AIM:
An exact copy of the records is required, minus the pictures they hold.

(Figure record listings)
__________________________________________________
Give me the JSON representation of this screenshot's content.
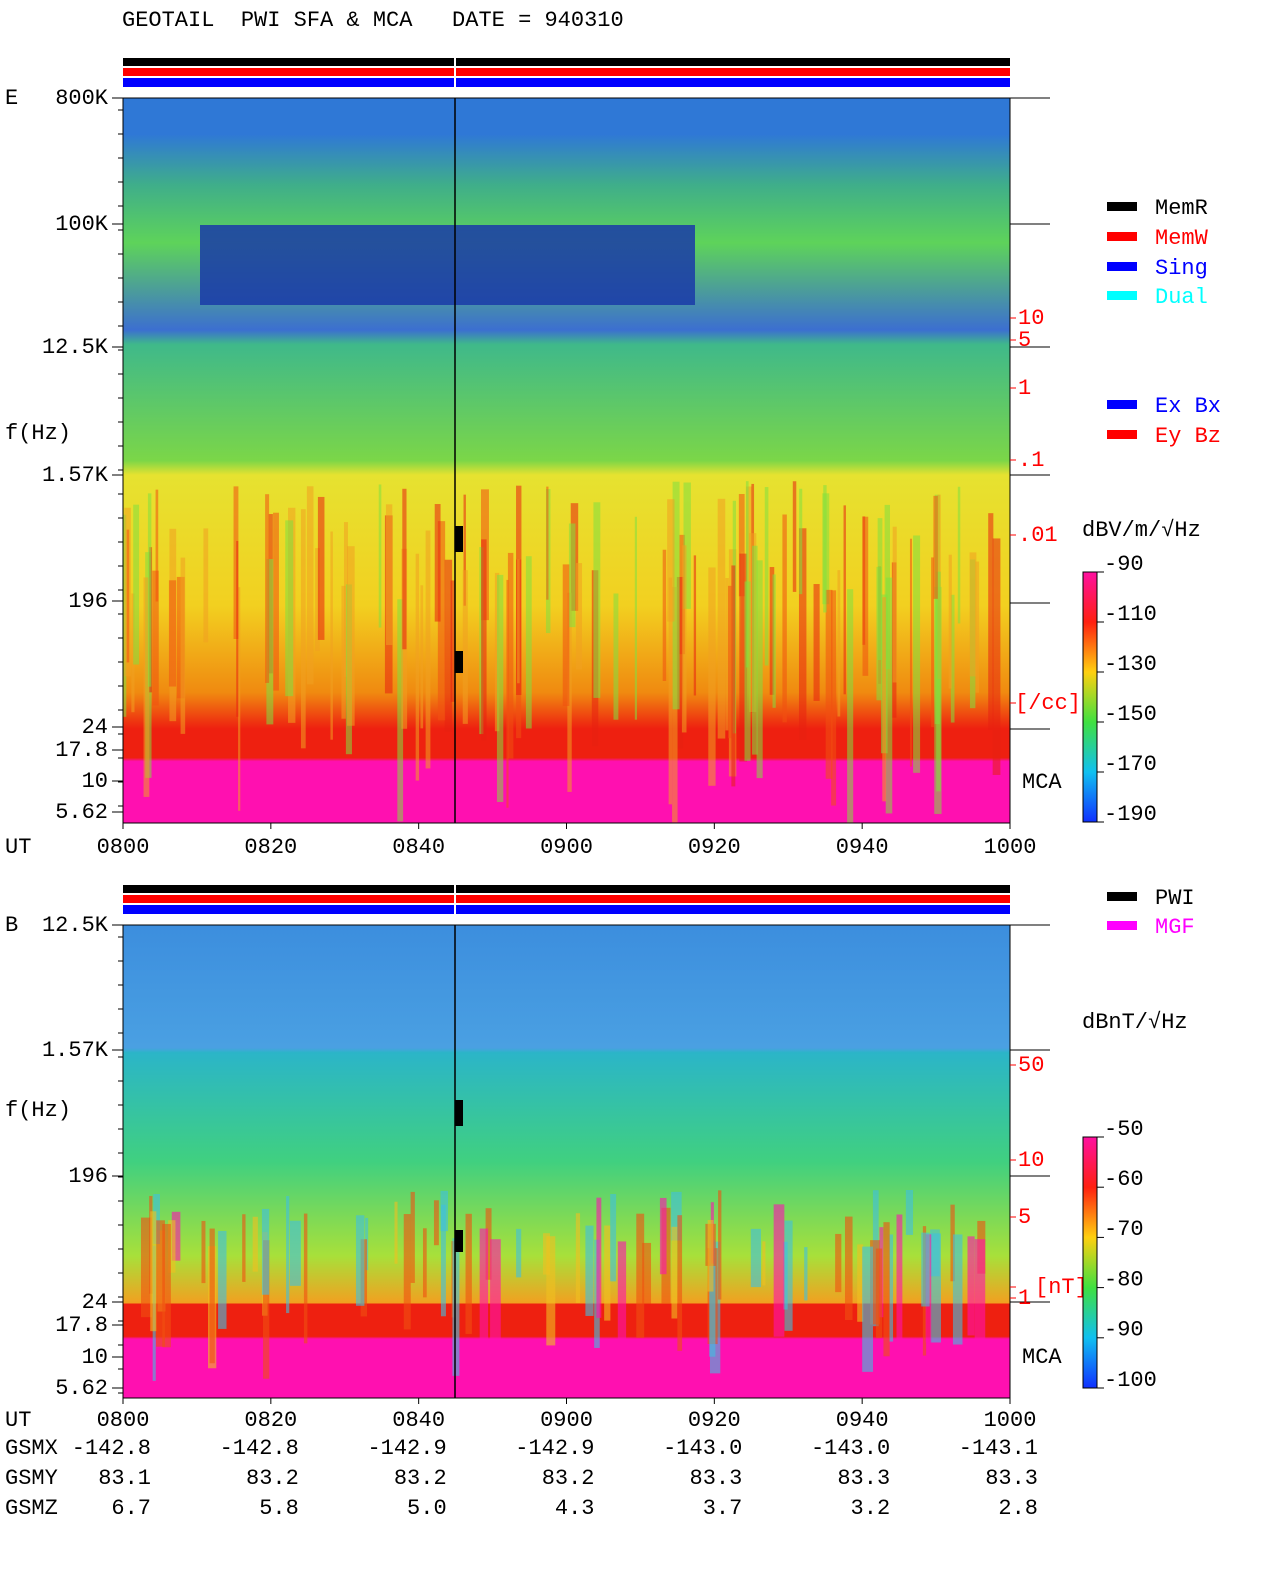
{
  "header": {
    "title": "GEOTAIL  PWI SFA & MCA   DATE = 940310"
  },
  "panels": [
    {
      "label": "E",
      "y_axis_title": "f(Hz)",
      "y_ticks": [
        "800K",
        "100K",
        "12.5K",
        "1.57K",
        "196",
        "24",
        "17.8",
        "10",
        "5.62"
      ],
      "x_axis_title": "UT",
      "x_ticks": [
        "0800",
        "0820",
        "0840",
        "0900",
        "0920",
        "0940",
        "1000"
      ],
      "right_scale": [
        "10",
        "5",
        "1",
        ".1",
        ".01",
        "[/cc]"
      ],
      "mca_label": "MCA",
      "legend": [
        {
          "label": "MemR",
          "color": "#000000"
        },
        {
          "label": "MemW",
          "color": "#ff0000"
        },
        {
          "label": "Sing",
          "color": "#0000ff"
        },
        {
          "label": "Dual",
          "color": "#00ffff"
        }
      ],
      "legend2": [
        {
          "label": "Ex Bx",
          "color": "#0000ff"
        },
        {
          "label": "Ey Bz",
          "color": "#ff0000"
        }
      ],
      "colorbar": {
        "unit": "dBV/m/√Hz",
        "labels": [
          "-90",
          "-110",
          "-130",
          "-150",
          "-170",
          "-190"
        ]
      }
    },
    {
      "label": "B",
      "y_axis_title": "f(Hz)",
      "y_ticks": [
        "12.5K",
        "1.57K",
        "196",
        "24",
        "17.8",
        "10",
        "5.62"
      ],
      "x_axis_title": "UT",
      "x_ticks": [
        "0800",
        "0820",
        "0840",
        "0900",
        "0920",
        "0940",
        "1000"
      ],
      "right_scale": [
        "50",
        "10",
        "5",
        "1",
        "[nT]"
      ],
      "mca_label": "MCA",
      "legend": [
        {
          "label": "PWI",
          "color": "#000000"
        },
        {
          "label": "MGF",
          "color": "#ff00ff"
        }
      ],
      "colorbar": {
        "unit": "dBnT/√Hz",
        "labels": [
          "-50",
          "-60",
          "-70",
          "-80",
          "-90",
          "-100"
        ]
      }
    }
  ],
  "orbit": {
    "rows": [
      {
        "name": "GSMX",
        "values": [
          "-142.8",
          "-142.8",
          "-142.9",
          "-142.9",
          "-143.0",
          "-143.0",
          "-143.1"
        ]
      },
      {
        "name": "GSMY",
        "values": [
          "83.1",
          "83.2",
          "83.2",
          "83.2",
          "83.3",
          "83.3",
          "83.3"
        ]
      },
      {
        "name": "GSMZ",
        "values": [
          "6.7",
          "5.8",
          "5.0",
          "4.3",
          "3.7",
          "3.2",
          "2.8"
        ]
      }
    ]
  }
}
__________________________________________________
RESPONSE TO THE TASK:
Give me the JSON representation of this screenshot's content.
{
  "header": {
    "title": "GEOTAIL  PWI SFA & MCA   DATE = 940310"
  },
  "panels": [
    {
      "label": "E",
      "y_axis_title": "f(Hz)",
      "y_ticks": [
        "800K",
        "100K",
        "12.5K",
        "1.57K",
        "196",
        "24",
        "17.8",
        "10",
        "5.62"
      ],
      "x_axis_title": "UT",
      "x_ticks": [
        "0800",
        "0820",
        "0840",
        "0900",
        "0920",
        "0940",
        "1000"
      ],
      "right_scale": [
        "10",
        "5",
        "1",
        ".1",
        ".01",
        "[/cc]"
      ],
      "mca_label": "MCA",
      "legend": [
        {
          "label": "MemR",
          "color": "#000000"
        },
        {
          "label": "MemW",
          "color": "#ff0000"
        },
        {
          "label": "Sing",
          "color": "#0000ff"
        },
        {
          "label": "Dual",
          "color": "#00ffff"
        }
      ],
      "legend2": [
        {
          "label": "Ex Bx",
          "color": "#0000ff"
        },
        {
          "label": "Ey Bz",
          "color": "#ff0000"
        }
      ],
      "colorbar": {
        "unit": "dBV/m/√Hz",
        "labels": [
          "-90",
          "-110",
          "-130",
          "-150",
          "-170",
          "-190"
        ]
      }
    },
    {
      "label": "B",
      "y_axis_title": "f(Hz)",
      "y_ticks": [
        "12.5K",
        "1.57K",
        "196",
        "24",
        "17.8",
        "10",
        "5.62"
      ],
      "x_axis_title": "UT",
      "x_ticks": [
        "0800",
        "0820",
        "0840",
        "0900",
        "0920",
        "0940",
        "1000"
      ],
      "right_scale": [
        "50",
        "10",
        "5",
        "1",
        "[nT]"
      ],
      "mca_label": "MCA",
      "legend": [
        {
          "label": "PWI",
          "color": "#000000"
        },
        {
          "label": "MGF",
          "color": "#ff00ff"
        }
      ],
      "colorbar": {
        "unit": "dBnT/√Hz",
        "labels": [
          "-50",
          "-60",
          "-70",
          "-80",
          "-90",
          "-100"
        ]
      }
    }
  ],
  "orbit": {
    "rows": [
      {
        "name": "GSMX",
        "values": [
          "-142.8",
          "-142.8",
          "-142.9",
          "-142.9",
          "-143.0",
          "-143.0",
          "-143.1"
        ]
      },
      {
        "name": "GSMY",
        "values": [
          "83.1",
          "83.2",
          "83.2",
          "83.2",
          "83.3",
          "83.3",
          "83.3"
        ]
      },
      {
        "name": "GSMZ",
        "values": [
          "6.7",
          "5.8",
          "5.0",
          "4.3",
          "3.7",
          "3.2",
          "2.8"
        ]
      }
    ]
  }
}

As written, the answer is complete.